What is asked
Without the pictures, repeat the listing character for character.

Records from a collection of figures

+---+

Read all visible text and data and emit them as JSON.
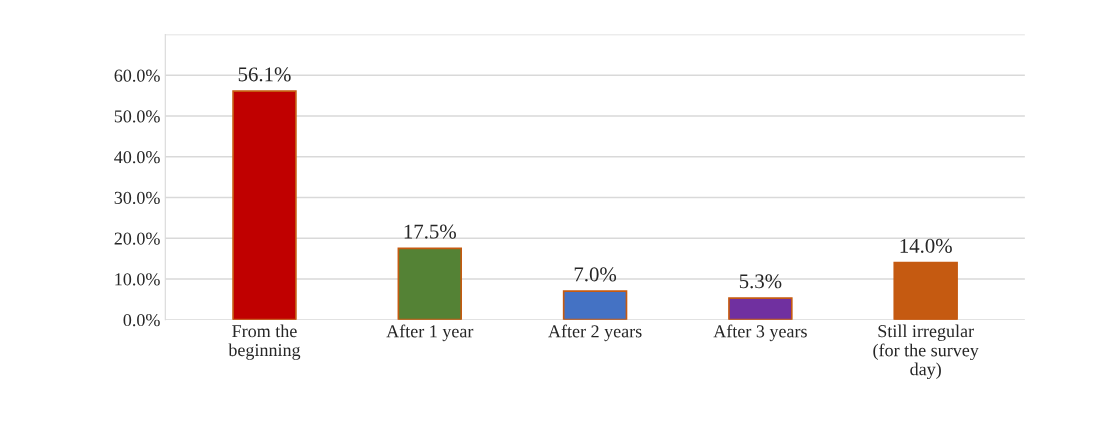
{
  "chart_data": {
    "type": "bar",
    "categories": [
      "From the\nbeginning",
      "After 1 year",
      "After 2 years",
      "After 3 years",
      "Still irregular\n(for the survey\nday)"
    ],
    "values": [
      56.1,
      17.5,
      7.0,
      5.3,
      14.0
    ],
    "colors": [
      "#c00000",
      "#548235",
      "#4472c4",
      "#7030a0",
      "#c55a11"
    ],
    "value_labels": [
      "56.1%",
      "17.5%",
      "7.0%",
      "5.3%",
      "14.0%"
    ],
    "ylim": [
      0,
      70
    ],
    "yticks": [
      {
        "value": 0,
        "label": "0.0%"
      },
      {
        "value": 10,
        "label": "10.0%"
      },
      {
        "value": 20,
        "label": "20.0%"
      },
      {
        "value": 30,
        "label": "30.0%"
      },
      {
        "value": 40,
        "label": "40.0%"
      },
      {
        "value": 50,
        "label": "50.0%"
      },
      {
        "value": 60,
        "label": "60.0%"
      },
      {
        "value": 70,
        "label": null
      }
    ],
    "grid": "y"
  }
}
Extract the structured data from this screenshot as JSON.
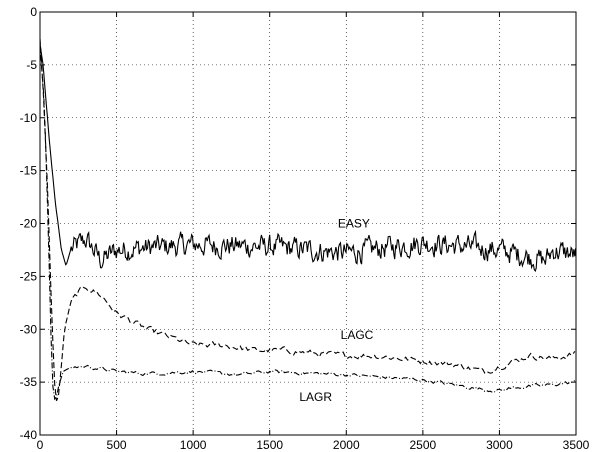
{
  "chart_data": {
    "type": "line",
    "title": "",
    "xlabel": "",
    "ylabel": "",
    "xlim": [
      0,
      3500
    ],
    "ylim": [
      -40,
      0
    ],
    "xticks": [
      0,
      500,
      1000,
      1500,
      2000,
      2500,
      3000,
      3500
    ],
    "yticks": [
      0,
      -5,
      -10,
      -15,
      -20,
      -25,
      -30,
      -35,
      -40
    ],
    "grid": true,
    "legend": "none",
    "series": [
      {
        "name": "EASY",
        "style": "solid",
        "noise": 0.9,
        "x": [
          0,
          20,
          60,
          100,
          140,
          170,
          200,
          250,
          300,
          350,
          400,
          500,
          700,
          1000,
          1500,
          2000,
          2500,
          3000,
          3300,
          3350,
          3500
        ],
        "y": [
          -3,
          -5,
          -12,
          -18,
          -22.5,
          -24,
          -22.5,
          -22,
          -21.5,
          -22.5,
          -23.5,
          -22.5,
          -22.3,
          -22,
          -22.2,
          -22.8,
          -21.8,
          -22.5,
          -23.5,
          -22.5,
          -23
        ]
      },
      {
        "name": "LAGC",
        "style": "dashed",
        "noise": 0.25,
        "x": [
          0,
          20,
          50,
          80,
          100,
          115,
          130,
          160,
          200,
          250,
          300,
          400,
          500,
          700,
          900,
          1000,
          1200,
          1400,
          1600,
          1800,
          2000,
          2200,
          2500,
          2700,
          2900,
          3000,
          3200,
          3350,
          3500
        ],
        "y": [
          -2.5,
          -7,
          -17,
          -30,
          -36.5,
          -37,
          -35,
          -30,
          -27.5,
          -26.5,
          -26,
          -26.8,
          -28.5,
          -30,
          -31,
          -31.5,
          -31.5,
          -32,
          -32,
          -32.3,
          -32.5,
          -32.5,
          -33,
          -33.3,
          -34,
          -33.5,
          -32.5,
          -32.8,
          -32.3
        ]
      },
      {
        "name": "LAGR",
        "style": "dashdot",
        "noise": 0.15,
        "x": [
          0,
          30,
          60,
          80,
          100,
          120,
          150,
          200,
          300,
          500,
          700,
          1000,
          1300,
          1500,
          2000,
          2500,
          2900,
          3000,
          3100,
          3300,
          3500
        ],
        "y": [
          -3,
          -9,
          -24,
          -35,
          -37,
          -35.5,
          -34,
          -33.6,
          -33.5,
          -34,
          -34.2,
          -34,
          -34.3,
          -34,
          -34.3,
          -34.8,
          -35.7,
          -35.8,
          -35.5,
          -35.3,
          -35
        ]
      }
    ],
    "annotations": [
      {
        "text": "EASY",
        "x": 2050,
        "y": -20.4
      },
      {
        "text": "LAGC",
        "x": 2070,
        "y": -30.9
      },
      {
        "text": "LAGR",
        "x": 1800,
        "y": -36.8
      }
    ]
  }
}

+---+

Finished exercise
Read all visible text and data and emit them as JSON.
{
  "chart_data": {
    "type": "bar",
    "categories": [
      "From the\nbeginning",
      "After 1 year",
      "After 2 years",
      "After 3 years",
      "Still irregular\n(for the survey\nday)"
    ],
    "values": [
      56.1,
      17.5,
      7.0,
      5.3,
      14.0
    ],
    "colors": [
      "#c00000",
      "#548235",
      "#4472c4",
      "#7030a0",
      "#c55a11"
    ],
    "value_labels": [
      "56.1%",
      "17.5%",
      "7.0%",
      "5.3%",
      "14.0%"
    ],
    "ylim": [
      0,
      70
    ],
    "yticks": [
      {
        "value": 0,
        "label": "0.0%"
      },
      {
        "value": 10,
        "label": "10.0%"
      },
      {
        "value": 20,
        "label": "20.0%"
      },
      {
        "value": 30,
        "label": "30.0%"
      },
      {
        "value": 40,
        "label": "40.0%"
      },
      {
        "value": 50,
        "label": "50.0%"
      },
      {
        "value": 60,
        "label": "60.0%"
      },
      {
        "value": 70,
        "label": null
      }
    ],
    "grid": "y"
  }
}
Extract the structured data from this screenshot as JSON.
{
  "chart_data": {
    "type": "line",
    "title": "",
    "xlabel": "",
    "ylabel": "",
    "xlim": [
      0,
      3500
    ],
    "ylim": [
      -40,
      0
    ],
    "xticks": [
      0,
      500,
      1000,
      1500,
      2000,
      2500,
      3000,
      3500
    ],
    "yticks": [
      0,
      -5,
      -10,
      -15,
      -20,
      -25,
      -30,
      -35,
      -40
    ],
    "grid": true,
    "legend": "none",
    "series": [
      {
        "name": "EASY",
        "style": "solid",
        "noise": 0.9,
        "x": [
          0,
          20,
          60,
          100,
          140,
          170,
          200,
          250,
          300,
          350,
          400,
          500,
          700,
          1000,
          1500,
          2000,
          2500,
          3000,
          3300,
          3350,
          3500
        ],
        "y": [
          -3,
          -5,
          -12,
          -18,
          -22.5,
          -24,
          -22.5,
          -22,
          -21.5,
          -22.5,
          -23.5,
          -22.5,
          -22.3,
          -22,
          -22.2,
          -22.8,
          -21.8,
          -22.5,
          -23.5,
          -22.5,
          -23
        ]
      },
      {
        "name": "LAGC",
        "style": "dashed",
        "noise": 0.25,
        "x": [
          0,
          20,
          50,
          80,
          100,
          115,
          130,
          160,
          200,
          250,
          300,
          400,
          500,
          700,
          900,
          1000,
          1200,
          1400,
          1600,
          1800,
          2000,
          2200,
          2500,
          2700,
          2900,
          3000,
          3200,
          3350,
          3500
        ],
        "y": [
          -2.5,
          -7,
          -17,
          -30,
          -36.5,
          -37,
          -35,
          -30,
          -27.5,
          -26.5,
          -26,
          -26.8,
          -28.5,
          -30,
          -31,
          -31.5,
          -31.5,
          -32,
          -32,
          -32.3,
          -32.5,
          -32.5,
          -33,
          -33.3,
          -34,
          -33.5,
          -32.5,
          -32.8,
          -32.3
        ]
      },
      {
        "name": "LAGR",
        "style": "dashdot",
        "noise": 0.15,
        "x": [
          0,
          30,
          60,
          80,
          100,
          120,
          150,
          200,
          300,
          500,
          700,
          1000,
          1300,
          1500,
          2000,
          2500,
          2900,
          3000,
          3100,
          3300,
          3500
        ],
        "y": [
          -3,
          -9,
          -24,
          -35,
          -37,
          -35.5,
          -34,
          -33.6,
          -33.5,
          -34,
          -34.2,
          -34,
          -34.3,
          -34,
          -34.3,
          -34.8,
          -35.7,
          -35.8,
          -35.5,
          -35.3,
          -35
        ]
      }
    ],
    "annotations": [
      {
        "text": "EASY",
        "x": 2050,
        "y": -20.4
      },
      {
        "text": "LAGC",
        "x": 2070,
        "y": -30.9
      },
      {
        "text": "LAGR",
        "x": 1800,
        "y": -36.8
      }
    ]
  }
}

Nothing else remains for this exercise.